PROBLEM DESCRIPTION:
Scan the listing below and copy every line holding "Grayscale".

DATA LISTING:
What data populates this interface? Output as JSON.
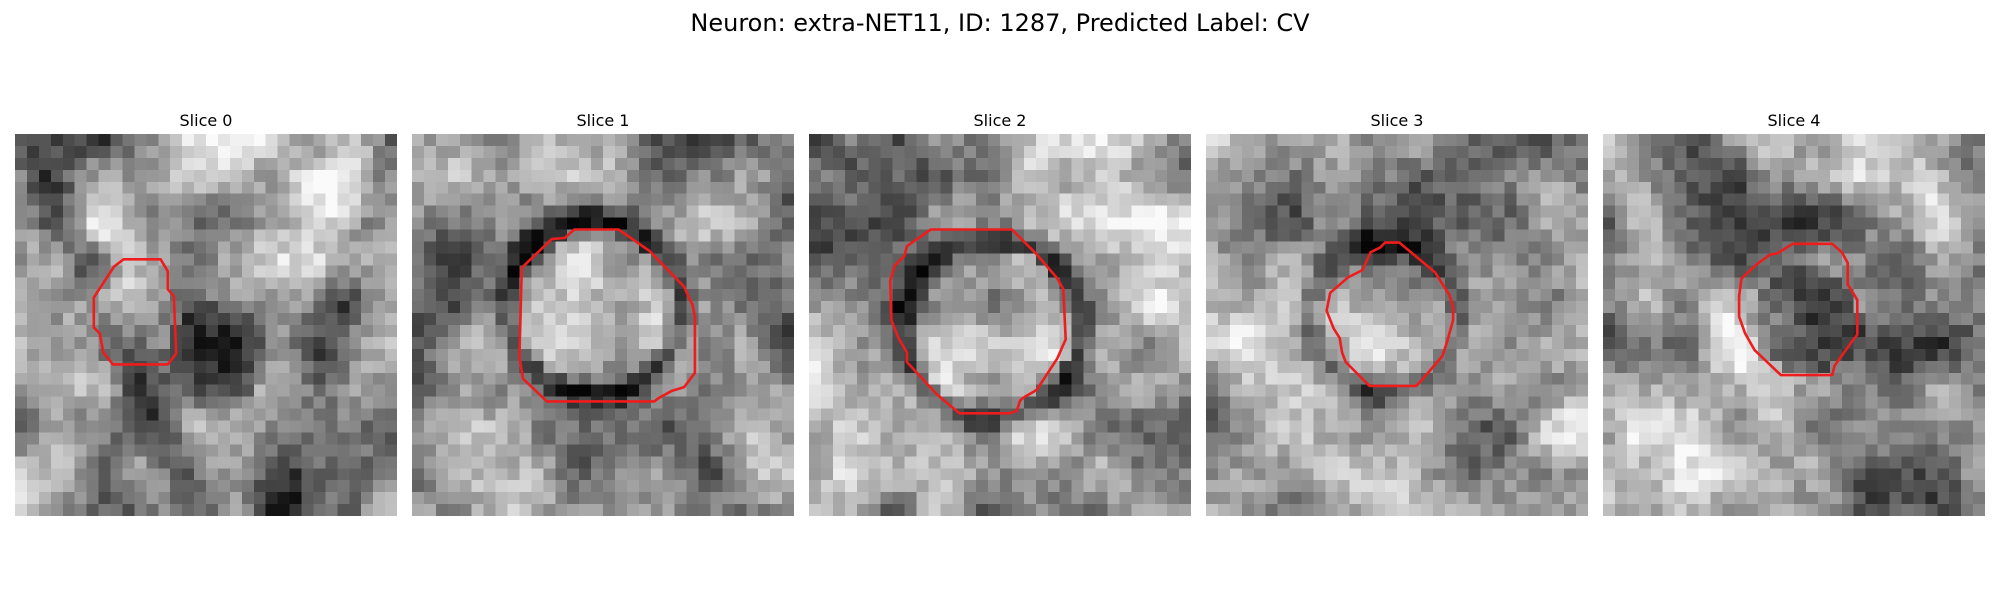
{
  "figure": {
    "title": "Neuron: extra-NET11, ID: 1287, Predicted Label: CV"
  },
  "panels": [
    {
      "title": "Slice 0",
      "image_description": "Grayscale EM patch, dark textured blob in center outlined by red contour"
    },
    {
      "title": "Slice 1",
      "image_description": "Grayscale EM patch, bright round vesicle with dark ring outlined by red contour"
    },
    {
      "title": "Slice 2",
      "image_description": "Grayscale EM patch, bright round vesicle with dark ring outlined by red contour"
    },
    {
      "title": "Slice 3",
      "image_description": "Grayscale EM patch, mid-gray round vesicle outlined by red contour"
    },
    {
      "title": "Slice 4",
      "image_description": "Grayscale EM patch, dark blob in center outlined by red contour"
    }
  ],
  "colors": {
    "contour": "#ee1c1c",
    "background": "#ffffff"
  }
}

WRITTEN RESPONSE:
      "image_description": "Grayscale EM patch, dark textured blob in center outlined by red contour"
      "image_description": "Grayscale EM patch, bright round vesicle with dark ring outlined by red contour"
      "image_description": "Grayscale EM patch, bright round vesicle with dark ring outlined by red contour"
      "image_description": "Grayscale EM patch, mid-gray round vesicle outlined by red contour"
      "image_description": "Grayscale EM patch, dark blob in center outlined by red contour"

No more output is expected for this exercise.